* GIVEN TASK: Repeat the material exactly, leaving nothing out.

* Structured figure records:
BEGIN

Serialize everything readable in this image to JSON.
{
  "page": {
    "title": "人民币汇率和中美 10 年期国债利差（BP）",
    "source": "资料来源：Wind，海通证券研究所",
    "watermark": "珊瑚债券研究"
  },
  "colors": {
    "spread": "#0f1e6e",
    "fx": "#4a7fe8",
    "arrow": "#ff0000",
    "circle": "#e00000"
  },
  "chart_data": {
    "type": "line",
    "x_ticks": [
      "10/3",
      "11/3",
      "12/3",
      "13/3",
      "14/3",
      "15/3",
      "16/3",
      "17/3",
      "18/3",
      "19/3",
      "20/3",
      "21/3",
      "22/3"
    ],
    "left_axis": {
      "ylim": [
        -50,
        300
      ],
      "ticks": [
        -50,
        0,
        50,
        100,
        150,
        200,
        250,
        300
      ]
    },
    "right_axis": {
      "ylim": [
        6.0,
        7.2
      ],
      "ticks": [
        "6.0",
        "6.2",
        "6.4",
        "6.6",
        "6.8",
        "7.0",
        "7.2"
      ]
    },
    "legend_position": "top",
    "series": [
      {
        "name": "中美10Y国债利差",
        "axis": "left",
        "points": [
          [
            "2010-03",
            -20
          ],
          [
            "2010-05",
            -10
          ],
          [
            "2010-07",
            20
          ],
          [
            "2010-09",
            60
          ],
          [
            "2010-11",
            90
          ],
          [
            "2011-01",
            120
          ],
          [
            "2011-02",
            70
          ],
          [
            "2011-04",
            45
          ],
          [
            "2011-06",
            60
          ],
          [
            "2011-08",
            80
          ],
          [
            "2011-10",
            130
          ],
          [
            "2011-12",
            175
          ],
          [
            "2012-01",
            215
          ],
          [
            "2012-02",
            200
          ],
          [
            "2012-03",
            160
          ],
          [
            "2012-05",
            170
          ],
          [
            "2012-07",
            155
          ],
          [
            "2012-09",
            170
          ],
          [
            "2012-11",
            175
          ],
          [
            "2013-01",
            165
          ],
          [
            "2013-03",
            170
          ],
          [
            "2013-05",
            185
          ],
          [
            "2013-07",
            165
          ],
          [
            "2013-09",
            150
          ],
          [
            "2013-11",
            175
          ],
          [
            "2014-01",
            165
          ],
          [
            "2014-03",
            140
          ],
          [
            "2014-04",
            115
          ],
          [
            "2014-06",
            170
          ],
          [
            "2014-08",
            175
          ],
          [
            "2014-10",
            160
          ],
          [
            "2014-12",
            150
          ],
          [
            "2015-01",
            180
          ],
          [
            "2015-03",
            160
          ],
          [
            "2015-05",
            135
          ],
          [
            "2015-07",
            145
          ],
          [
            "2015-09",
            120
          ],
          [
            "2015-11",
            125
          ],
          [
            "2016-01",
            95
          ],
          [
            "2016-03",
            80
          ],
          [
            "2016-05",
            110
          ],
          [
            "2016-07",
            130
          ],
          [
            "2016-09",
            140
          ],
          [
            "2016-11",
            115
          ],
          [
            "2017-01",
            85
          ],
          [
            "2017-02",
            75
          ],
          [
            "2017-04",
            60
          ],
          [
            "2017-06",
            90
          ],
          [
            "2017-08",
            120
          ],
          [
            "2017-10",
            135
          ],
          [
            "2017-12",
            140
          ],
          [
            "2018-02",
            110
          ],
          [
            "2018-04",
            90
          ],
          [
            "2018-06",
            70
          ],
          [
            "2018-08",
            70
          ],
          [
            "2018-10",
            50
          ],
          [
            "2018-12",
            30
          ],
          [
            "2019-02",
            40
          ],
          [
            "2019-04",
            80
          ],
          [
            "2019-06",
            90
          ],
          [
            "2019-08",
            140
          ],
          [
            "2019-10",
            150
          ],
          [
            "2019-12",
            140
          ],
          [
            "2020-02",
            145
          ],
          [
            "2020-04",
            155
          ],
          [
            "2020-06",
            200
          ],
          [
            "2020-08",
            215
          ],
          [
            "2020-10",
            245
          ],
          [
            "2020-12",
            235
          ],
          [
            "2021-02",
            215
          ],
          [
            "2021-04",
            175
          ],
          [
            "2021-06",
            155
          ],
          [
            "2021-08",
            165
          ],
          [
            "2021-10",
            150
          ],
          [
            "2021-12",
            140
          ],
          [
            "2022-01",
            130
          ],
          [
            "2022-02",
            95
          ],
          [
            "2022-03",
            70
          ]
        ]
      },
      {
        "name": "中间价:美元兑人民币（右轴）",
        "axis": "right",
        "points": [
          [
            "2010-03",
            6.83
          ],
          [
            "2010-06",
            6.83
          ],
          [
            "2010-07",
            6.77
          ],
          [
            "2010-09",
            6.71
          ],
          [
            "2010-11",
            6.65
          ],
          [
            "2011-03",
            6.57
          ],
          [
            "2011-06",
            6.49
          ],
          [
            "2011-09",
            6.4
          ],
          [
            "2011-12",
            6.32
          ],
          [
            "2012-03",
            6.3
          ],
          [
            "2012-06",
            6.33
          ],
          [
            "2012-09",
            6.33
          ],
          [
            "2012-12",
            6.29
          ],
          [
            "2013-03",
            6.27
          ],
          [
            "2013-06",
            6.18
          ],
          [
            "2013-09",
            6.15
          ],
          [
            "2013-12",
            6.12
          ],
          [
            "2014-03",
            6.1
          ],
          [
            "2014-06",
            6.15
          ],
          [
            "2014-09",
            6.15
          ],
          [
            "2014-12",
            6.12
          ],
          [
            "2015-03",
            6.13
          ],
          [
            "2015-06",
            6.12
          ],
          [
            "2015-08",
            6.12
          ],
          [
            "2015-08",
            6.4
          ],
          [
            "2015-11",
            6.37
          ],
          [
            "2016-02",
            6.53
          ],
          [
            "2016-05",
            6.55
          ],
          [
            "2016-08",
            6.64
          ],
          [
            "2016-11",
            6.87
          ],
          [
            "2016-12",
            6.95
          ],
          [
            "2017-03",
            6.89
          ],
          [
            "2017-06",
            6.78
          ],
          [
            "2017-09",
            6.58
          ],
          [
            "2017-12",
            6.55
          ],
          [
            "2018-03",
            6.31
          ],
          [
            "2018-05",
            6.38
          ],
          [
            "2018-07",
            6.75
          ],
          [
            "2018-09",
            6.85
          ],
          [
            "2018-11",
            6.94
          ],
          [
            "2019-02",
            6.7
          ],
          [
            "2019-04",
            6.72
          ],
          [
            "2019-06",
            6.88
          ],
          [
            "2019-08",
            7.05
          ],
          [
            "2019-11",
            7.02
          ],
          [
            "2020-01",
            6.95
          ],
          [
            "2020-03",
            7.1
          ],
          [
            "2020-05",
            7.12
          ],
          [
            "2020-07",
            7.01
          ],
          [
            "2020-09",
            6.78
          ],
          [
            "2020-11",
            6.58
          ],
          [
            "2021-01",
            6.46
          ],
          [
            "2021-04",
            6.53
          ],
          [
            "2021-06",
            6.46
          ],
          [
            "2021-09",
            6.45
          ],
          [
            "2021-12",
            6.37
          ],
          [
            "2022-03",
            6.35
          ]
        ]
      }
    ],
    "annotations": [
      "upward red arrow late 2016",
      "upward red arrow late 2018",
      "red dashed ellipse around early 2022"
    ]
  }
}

END

* SOLUTION FOR THIS PROBLEM:
Serialize everything readable in this image to JSON.
{
  "page": {
    "title": "人民币汇率和中美 10 年期国债利差（BP）",
    "source": "资料来源：Wind，海通证券研究所",
    "watermark": "珊瑚债券研究"
  },
  "colors": {
    "spread": "#0f1e6e",
    "fx": "#4a7fe8",
    "arrow": "#ff0000",
    "circle": "#e00000"
  },
  "chart_data": {
    "type": "line",
    "x_ticks": [
      "10/3",
      "11/3",
      "12/3",
      "13/3",
      "14/3",
      "15/3",
      "16/3",
      "17/3",
      "18/3",
      "19/3",
      "20/3",
      "21/3",
      "22/3"
    ],
    "left_axis": {
      "ylim": [
        -50,
        300
      ],
      "ticks": [
        -50,
        0,
        50,
        100,
        150,
        200,
        250,
        300
      ]
    },
    "right_axis": {
      "ylim": [
        6.0,
        7.2
      ],
      "ticks": [
        "6.0",
        "6.2",
        "6.4",
        "6.6",
        "6.8",
        "7.0",
        "7.2"
      ]
    },
    "legend_position": "top",
    "series": [
      {
        "name": "中美10Y国债利差",
        "axis": "left",
        "points": [
          [
            "2010-03",
            -20
          ],
          [
            "2010-05",
            -10
          ],
          [
            "2010-07",
            20
          ],
          [
            "2010-09",
            60
          ],
          [
            "2010-11",
            90
          ],
          [
            "2011-01",
            120
          ],
          [
            "2011-02",
            70
          ],
          [
            "2011-04",
            45
          ],
          [
            "2011-06",
            60
          ],
          [
            "2011-08",
            80
          ],
          [
            "2011-10",
            130
          ],
          [
            "2011-12",
            175
          ],
          [
            "2012-01",
            215
          ],
          [
            "2012-02",
            200
          ],
          [
            "2012-03",
            160
          ],
          [
            "2012-05",
            170
          ],
          [
            "2012-07",
            155
          ],
          [
            "2012-09",
            170
          ],
          [
            "2012-11",
            175
          ],
          [
            "2013-01",
            165
          ],
          [
            "2013-03",
            170
          ],
          [
            "2013-05",
            185
          ],
          [
            "2013-07",
            165
          ],
          [
            "2013-09",
            150
          ],
          [
            "2013-11",
            175
          ],
          [
            "2014-01",
            165
          ],
          [
            "2014-03",
            140
          ],
          [
            "2014-04",
            115
          ],
          [
            "2014-06",
            170
          ],
          [
            "2014-08",
            175
          ],
          [
            "2014-10",
            160
          ],
          [
            "2014-12",
            150
          ],
          [
            "2015-01",
            180
          ],
          [
            "2015-03",
            160
          ],
          [
            "2015-05",
            135
          ],
          [
            "2015-07",
            145
          ],
          [
            "2015-09",
            120
          ],
          [
            "2015-11",
            125
          ],
          [
            "2016-01",
            95
          ],
          [
            "2016-03",
            80
          ],
          [
            "2016-05",
            110
          ],
          [
            "2016-07",
            130
          ],
          [
            "2016-09",
            140
          ],
          [
            "2016-11",
            115
          ],
          [
            "2017-01",
            85
          ],
          [
            "2017-02",
            75
          ],
          [
            "2017-04",
            60
          ],
          [
            "2017-06",
            90
          ],
          [
            "2017-08",
            120
          ],
          [
            "2017-10",
            135
          ],
          [
            "2017-12",
            140
          ],
          [
            "2018-02",
            110
          ],
          [
            "2018-04",
            90
          ],
          [
            "2018-06",
            70
          ],
          [
            "2018-08",
            70
          ],
          [
            "2018-10",
            50
          ],
          [
            "2018-12",
            30
          ],
          [
            "2019-02",
            40
          ],
          [
            "2019-04",
            80
          ],
          [
            "2019-06",
            90
          ],
          [
            "2019-08",
            140
          ],
          [
            "2019-10",
            150
          ],
          [
            "2019-12",
            140
          ],
          [
            "2020-02",
            145
          ],
          [
            "2020-04",
            155
          ],
          [
            "2020-06",
            200
          ],
          [
            "2020-08",
            215
          ],
          [
            "2020-10",
            245
          ],
          [
            "2020-12",
            235
          ],
          [
            "2021-02",
            215
          ],
          [
            "2021-04",
            175
          ],
          [
            "2021-06",
            155
          ],
          [
            "2021-08",
            165
          ],
          [
            "2021-10",
            150
          ],
          [
            "2021-12",
            140
          ],
          [
            "2022-01",
            130
          ],
          [
            "2022-02",
            95
          ],
          [
            "2022-03",
            70
          ]
        ]
      },
      {
        "name": "中间价:美元兑人民币（右轴）",
        "axis": "right",
        "points": [
          [
            "2010-03",
            6.83
          ],
          [
            "2010-06",
            6.83
          ],
          [
            "2010-07",
            6.77
          ],
          [
            "2010-09",
            6.71
          ],
          [
            "2010-11",
            6.65
          ],
          [
            "2011-03",
            6.57
          ],
          [
            "2011-06",
            6.49
          ],
          [
            "2011-09",
            6.4
          ],
          [
            "2011-12",
            6.32
          ],
          [
            "2012-03",
            6.3
          ],
          [
            "2012-06",
            6.33
          ],
          [
            "2012-09",
            6.33
          ],
          [
            "2012-12",
            6.29
          ],
          [
            "2013-03",
            6.27
          ],
          [
            "2013-06",
            6.18
          ],
          [
            "2013-09",
            6.15
          ],
          [
            "2013-12",
            6.12
          ],
          [
            "2014-03",
            6.1
          ],
          [
            "2014-06",
            6.15
          ],
          [
            "2014-09",
            6.15
          ],
          [
            "2014-12",
            6.12
          ],
          [
            "2015-03",
            6.13
          ],
          [
            "2015-06",
            6.12
          ],
          [
            "2015-08",
            6.12
          ],
          [
            "2015-08",
            6.4
          ],
          [
            "2015-11",
            6.37
          ],
          [
            "2016-02",
            6.53
          ],
          [
            "2016-05",
            6.55
          ],
          [
            "2016-08",
            6.64
          ],
          [
            "2016-11",
            6.87
          ],
          [
            "2016-12",
            6.95
          ],
          [
            "2017-03",
            6.89
          ],
          [
            "2017-06",
            6.78
          ],
          [
            "2017-09",
            6.58
          ],
          [
            "2017-12",
            6.55
          ],
          [
            "2018-03",
            6.31
          ],
          [
            "2018-05",
            6.38
          ],
          [
            "2018-07",
            6.75
          ],
          [
            "2018-09",
            6.85
          ],
          [
            "2018-11",
            6.94
          ],
          [
            "2019-02",
            6.7
          ],
          [
            "2019-04",
            6.72
          ],
          [
            "2019-06",
            6.88
          ],
          [
            "2019-08",
            7.05
          ],
          [
            "2019-11",
            7.02
          ],
          [
            "2020-01",
            6.95
          ],
          [
            "2020-03",
            7.1
          ],
          [
            "2020-05",
            7.12
          ],
          [
            "2020-07",
            7.01
          ],
          [
            "2020-09",
            6.78
          ],
          [
            "2020-11",
            6.58
          ],
          [
            "2021-01",
            6.46
          ],
          [
            "2021-04",
            6.53
          ],
          [
            "2021-06",
            6.46
          ],
          [
            "2021-09",
            6.45
          ],
          [
            "2021-12",
            6.37
          ],
          [
            "2022-03",
            6.35
          ]
        ]
      }
    ],
    "annotations": [
      "upward red arrow late 2016",
      "upward red arrow late 2018",
      "red dashed ellipse around early 2022"
    ]
  }
}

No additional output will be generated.